** begin Supplied material **

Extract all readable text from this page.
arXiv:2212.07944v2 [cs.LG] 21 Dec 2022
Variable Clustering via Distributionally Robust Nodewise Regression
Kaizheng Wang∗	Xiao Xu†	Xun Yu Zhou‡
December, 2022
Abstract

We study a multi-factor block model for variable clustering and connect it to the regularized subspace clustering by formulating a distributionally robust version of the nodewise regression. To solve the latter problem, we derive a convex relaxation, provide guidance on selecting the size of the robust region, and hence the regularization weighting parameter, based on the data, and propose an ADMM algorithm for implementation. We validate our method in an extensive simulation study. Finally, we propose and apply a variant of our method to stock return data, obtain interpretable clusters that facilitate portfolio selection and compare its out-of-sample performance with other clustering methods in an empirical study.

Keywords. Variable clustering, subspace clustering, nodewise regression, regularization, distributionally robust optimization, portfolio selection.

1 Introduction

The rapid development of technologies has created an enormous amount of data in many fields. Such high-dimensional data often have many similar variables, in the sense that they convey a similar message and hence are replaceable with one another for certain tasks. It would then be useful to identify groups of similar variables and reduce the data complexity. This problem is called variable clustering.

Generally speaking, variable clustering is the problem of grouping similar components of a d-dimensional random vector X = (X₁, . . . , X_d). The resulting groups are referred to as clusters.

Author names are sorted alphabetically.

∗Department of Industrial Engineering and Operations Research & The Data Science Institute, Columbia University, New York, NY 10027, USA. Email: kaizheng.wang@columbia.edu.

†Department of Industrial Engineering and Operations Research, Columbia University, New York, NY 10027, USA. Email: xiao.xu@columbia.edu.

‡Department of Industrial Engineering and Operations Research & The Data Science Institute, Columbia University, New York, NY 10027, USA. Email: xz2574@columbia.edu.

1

** end Supplied material **

| What to produce |
From the data above, copy each line where the string "groups" appears.

| Answer in full |
The rapid development of technologies has created an enormous amount of data in many fields. Such high-dimensional data often have many similar variables, in the sense that they convey a similar message and hence are replaceable with one another for certain tasks. It would then be useful to identify groups of similar variables and reduce the data complexity. This problem is called variable clustering.
Generally speaking, variable clustering is the problem of grouping similar components of a d-dimensional random vector X = (X₁, . . . , X_d). The resulting groups are referred to as clusters.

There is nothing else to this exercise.